**Material for this exercise**
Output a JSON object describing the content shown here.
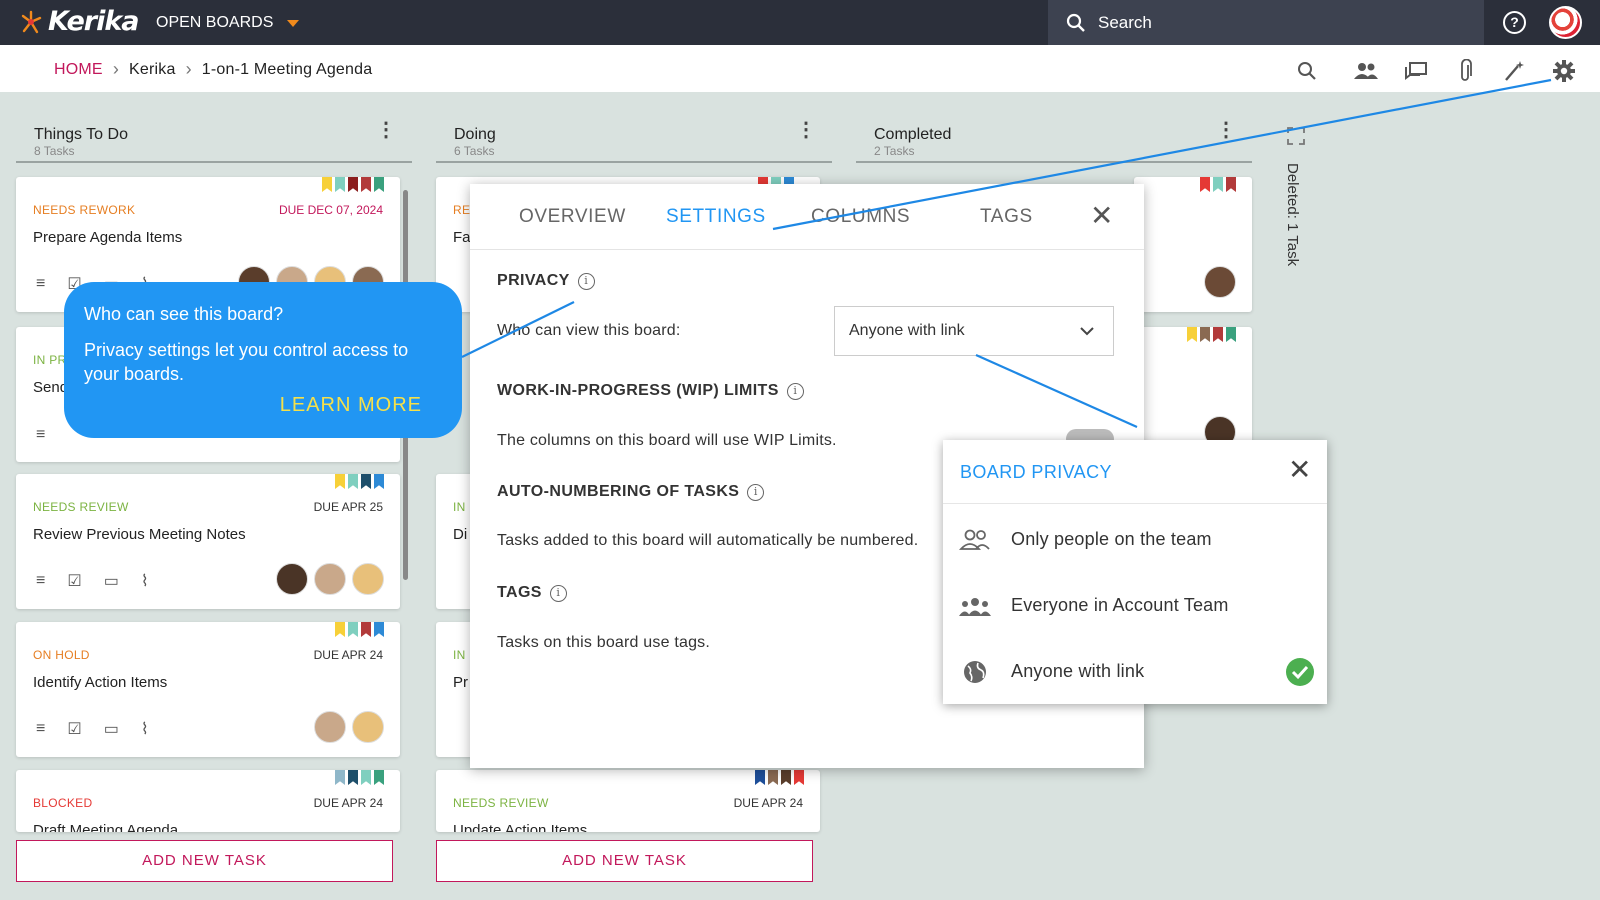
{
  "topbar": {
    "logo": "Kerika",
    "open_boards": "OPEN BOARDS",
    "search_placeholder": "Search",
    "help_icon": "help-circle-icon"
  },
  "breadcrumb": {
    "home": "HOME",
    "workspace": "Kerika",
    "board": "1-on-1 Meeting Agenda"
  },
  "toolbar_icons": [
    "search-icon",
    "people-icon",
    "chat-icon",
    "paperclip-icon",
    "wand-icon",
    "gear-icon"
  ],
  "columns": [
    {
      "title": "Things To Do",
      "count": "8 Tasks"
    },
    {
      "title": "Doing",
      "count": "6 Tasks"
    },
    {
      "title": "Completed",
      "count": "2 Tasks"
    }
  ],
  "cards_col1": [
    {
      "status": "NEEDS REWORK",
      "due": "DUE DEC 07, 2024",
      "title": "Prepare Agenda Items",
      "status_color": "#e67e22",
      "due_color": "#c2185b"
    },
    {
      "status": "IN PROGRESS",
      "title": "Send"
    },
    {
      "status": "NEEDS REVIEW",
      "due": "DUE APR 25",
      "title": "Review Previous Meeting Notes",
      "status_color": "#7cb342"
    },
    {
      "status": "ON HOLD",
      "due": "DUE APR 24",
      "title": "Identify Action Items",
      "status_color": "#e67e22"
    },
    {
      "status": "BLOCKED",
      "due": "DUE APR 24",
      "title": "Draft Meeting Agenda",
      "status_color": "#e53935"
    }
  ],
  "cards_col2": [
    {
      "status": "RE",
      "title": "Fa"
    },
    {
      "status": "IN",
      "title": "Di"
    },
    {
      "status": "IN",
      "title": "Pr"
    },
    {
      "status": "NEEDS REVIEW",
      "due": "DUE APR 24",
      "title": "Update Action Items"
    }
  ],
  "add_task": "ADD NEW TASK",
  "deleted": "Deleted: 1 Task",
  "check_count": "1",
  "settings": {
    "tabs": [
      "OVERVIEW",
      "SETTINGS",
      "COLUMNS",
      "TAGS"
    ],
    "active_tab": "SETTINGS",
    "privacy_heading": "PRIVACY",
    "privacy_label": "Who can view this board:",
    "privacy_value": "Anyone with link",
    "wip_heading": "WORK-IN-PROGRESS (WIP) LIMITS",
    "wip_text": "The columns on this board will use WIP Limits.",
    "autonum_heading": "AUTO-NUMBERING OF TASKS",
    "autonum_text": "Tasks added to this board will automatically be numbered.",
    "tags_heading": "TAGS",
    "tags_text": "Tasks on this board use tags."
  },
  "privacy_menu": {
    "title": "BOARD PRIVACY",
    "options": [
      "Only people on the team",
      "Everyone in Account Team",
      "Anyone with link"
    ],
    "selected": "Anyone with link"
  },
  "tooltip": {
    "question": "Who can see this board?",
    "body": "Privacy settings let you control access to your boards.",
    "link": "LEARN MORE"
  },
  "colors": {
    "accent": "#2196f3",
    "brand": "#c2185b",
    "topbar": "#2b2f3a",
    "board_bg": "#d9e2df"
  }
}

**Written exercise**
Output each line exactly; omit every picture.

**Solution to this exercise**
Output a JSON object describing the content shown here.
{
  "topbar": {
    "logo": "Kerika",
    "open_boards": "OPEN BOARDS",
    "search_placeholder": "Search",
    "help_icon": "help-circle-icon"
  },
  "breadcrumb": {
    "home": "HOME",
    "workspace": "Kerika",
    "board": "1-on-1 Meeting Agenda"
  },
  "toolbar_icons": [
    "search-icon",
    "people-icon",
    "chat-icon",
    "paperclip-icon",
    "wand-icon",
    "gear-icon"
  ],
  "columns": [
    {
      "title": "Things To Do",
      "count": "8 Tasks"
    },
    {
      "title": "Doing",
      "count": "6 Tasks"
    },
    {
      "title": "Completed",
      "count": "2 Tasks"
    }
  ],
  "cards_col1": [
    {
      "status": "NEEDS REWORK",
      "due": "DUE DEC 07, 2024",
      "title": "Prepare Agenda Items",
      "status_color": "#e67e22",
      "due_color": "#c2185b"
    },
    {
      "status": "IN PROGRESS",
      "title": "Send"
    },
    {
      "status": "NEEDS REVIEW",
      "due": "DUE APR 25",
      "title": "Review Previous Meeting Notes",
      "status_color": "#7cb342"
    },
    {
      "status": "ON HOLD",
      "due": "DUE APR 24",
      "title": "Identify Action Items",
      "status_color": "#e67e22"
    },
    {
      "status": "BLOCKED",
      "due": "DUE APR 24",
      "title": "Draft Meeting Agenda",
      "status_color": "#e53935"
    }
  ],
  "cards_col2": [
    {
      "status": "RE",
      "title": "Fa"
    },
    {
      "status": "IN",
      "title": "Di"
    },
    {
      "status": "IN",
      "title": "Pr"
    },
    {
      "status": "NEEDS REVIEW",
      "due": "DUE APR 24",
      "title": "Update Action Items"
    }
  ],
  "add_task": "ADD NEW TASK",
  "deleted": "Deleted: 1 Task",
  "check_count": "1",
  "settings": {
    "tabs": [
      "OVERVIEW",
      "SETTINGS",
      "COLUMNS",
      "TAGS"
    ],
    "active_tab": "SETTINGS",
    "privacy_heading": "PRIVACY",
    "privacy_label": "Who can view this board:",
    "privacy_value": "Anyone with link",
    "wip_heading": "WORK-IN-PROGRESS (WIP) LIMITS",
    "wip_text": "The columns on this board will use WIP Limits.",
    "autonum_heading": "AUTO-NUMBERING OF TASKS",
    "autonum_text": "Tasks added to this board will automatically be numbered.",
    "tags_heading": "TAGS",
    "tags_text": "Tasks on this board use tags."
  },
  "privacy_menu": {
    "title": "BOARD PRIVACY",
    "options": [
      "Only people on the team",
      "Everyone in Account Team",
      "Anyone with link"
    ],
    "selected": "Anyone with link"
  },
  "tooltip": {
    "question": "Who can see this board?",
    "body": "Privacy settings let you control access to your boards.",
    "link": "LEARN MORE"
  },
  "colors": {
    "accent": "#2196f3",
    "brand": "#c2185b",
    "topbar": "#2b2f3a",
    "board_bg": "#d9e2df"
  }
}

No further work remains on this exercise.